--- CHALLENGE ---
Copy, from the entries below, each line in which the string "sauce" appears.

--- SUPPLIED RECORDS ---
☆ ☆ ☆ ☆ ☆
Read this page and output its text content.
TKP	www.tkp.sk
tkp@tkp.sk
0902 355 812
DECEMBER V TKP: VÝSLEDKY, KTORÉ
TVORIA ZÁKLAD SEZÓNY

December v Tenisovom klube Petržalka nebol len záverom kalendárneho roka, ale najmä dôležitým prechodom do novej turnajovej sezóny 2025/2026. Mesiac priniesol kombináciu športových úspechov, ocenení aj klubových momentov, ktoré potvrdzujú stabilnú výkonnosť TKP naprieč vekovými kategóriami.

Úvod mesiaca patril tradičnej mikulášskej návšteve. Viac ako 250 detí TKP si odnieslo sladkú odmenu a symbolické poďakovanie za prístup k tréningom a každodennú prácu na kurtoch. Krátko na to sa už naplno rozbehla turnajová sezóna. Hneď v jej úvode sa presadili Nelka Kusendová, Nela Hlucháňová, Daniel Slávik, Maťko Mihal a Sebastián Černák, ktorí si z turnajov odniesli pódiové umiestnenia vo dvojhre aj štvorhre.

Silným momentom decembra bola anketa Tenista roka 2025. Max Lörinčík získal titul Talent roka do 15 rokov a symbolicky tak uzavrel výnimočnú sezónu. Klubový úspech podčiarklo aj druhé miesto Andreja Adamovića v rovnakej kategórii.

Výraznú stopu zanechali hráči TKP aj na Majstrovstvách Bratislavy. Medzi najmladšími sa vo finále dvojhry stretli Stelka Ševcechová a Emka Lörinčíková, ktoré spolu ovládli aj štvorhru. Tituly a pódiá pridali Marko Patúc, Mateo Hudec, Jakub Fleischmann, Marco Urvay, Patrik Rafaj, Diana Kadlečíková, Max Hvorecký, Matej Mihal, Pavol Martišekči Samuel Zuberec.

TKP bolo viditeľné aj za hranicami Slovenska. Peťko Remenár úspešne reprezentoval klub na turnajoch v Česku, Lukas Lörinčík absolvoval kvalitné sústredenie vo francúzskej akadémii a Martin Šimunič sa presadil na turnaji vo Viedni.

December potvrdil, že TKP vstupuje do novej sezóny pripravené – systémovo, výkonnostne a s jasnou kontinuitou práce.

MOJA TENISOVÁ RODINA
☆ ☆ ☆ ☆ ☆
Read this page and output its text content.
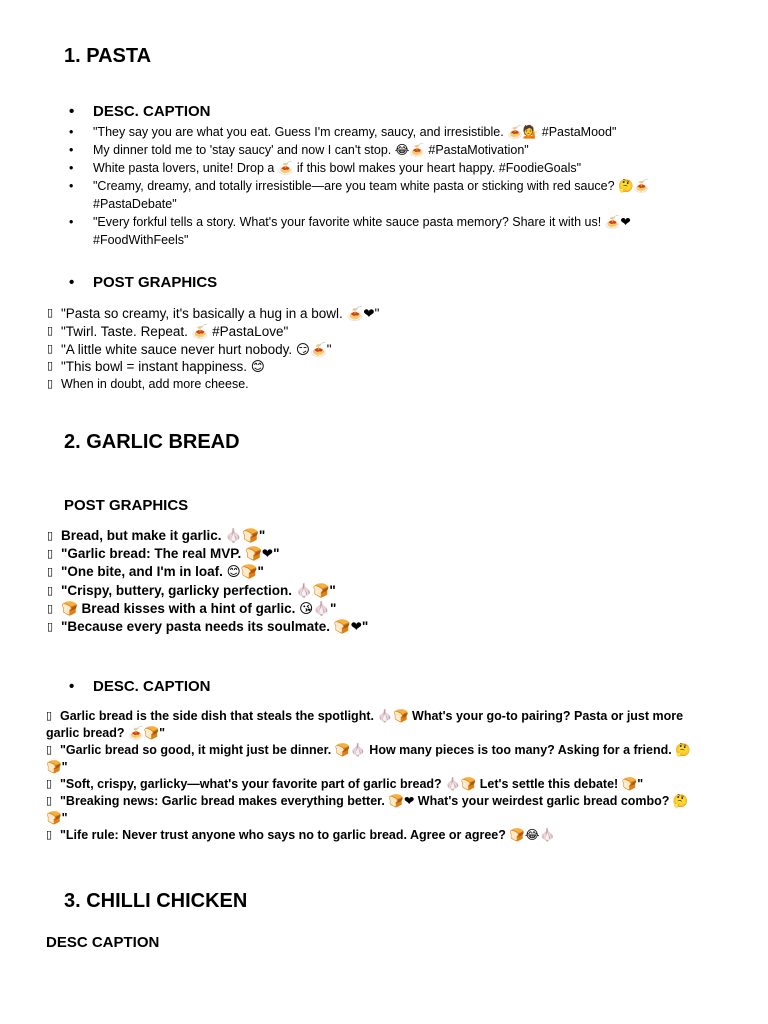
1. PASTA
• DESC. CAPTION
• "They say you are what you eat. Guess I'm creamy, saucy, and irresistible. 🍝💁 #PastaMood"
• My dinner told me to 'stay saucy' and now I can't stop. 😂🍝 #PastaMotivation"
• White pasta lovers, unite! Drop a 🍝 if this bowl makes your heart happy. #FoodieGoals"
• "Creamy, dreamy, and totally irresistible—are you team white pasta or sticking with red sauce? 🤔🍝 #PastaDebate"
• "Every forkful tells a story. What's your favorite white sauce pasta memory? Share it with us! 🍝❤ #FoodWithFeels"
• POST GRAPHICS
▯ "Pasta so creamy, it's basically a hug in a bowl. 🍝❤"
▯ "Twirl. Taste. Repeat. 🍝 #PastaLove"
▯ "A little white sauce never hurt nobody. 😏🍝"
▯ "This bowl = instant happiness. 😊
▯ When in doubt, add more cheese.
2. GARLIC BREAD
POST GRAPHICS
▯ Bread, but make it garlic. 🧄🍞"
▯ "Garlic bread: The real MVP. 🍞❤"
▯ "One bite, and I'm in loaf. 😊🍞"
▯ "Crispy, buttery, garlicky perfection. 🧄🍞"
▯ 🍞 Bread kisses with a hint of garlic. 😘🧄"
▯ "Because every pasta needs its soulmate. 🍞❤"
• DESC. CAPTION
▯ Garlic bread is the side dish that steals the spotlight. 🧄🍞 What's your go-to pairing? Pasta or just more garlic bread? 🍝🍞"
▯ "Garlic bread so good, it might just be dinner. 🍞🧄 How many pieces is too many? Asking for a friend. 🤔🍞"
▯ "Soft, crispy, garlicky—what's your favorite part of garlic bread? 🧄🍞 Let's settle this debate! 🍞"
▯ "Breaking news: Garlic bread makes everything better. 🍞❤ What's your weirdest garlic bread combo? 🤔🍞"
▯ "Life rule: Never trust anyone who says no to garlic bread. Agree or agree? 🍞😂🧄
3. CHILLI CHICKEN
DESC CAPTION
☆ ☆ ☆ ☆ ☆
--- ANSWER TO THE TASK ---
• "Creamy, dreamy, and totally irresistible—are you team white pasta or sticking with red sauce? 🤔🍝 #PastaDebate"
• "Every forkful tells a story. What's your favorite white sauce pasta memory? Share it with us! 🍝❤ #FoodWithFeels"
▯ "A little white sauce never hurt nobody. 😏🍝"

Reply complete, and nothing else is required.